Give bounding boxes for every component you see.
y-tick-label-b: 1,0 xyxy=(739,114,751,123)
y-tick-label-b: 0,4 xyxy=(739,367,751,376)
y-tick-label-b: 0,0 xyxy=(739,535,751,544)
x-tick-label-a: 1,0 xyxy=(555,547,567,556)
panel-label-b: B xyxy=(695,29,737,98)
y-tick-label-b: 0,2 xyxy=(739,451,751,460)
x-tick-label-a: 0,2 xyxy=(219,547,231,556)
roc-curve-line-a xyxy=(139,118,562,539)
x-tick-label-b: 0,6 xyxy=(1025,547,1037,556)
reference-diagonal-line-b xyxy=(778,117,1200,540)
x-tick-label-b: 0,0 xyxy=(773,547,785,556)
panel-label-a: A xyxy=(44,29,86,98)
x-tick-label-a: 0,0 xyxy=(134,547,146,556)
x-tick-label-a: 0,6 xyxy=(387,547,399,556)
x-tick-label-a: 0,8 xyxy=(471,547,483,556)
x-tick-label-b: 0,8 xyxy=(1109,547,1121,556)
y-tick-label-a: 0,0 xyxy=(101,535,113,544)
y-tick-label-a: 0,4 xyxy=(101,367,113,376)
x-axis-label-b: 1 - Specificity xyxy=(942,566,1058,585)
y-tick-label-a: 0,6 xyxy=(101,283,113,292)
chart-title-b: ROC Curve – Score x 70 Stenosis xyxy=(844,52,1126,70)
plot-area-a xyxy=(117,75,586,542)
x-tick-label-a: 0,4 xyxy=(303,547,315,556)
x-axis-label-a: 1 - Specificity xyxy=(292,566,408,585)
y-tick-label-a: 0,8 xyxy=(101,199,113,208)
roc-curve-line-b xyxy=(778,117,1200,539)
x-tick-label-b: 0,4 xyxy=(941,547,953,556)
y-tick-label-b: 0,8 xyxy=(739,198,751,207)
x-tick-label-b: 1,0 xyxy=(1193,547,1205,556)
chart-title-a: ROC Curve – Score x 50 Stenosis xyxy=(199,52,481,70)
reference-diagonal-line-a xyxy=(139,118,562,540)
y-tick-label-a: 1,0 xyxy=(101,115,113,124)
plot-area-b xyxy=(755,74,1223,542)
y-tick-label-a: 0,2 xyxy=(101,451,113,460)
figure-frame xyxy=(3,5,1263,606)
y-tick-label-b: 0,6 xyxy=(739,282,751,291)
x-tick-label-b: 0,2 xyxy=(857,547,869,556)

□ □ □

GIVEN TASK: Copy the rows above word for word, starting with the first row and ending with the row that contains "panel-label-b: B xyxy=(695,29,737,98)". Include both of those rows and nothing after them.

EXERCISE ANSWER:
Give bounding boxes for every component you see.
y-tick-label-b: 1,0 xyxy=(739,114,751,123)
y-tick-label-b: 0,4 xyxy=(739,367,751,376)
y-tick-label-b: 0,0 xyxy=(739,535,751,544)
x-tick-label-a: 1,0 xyxy=(555,547,567,556)
panel-label-b: B xyxy=(695,29,737,98)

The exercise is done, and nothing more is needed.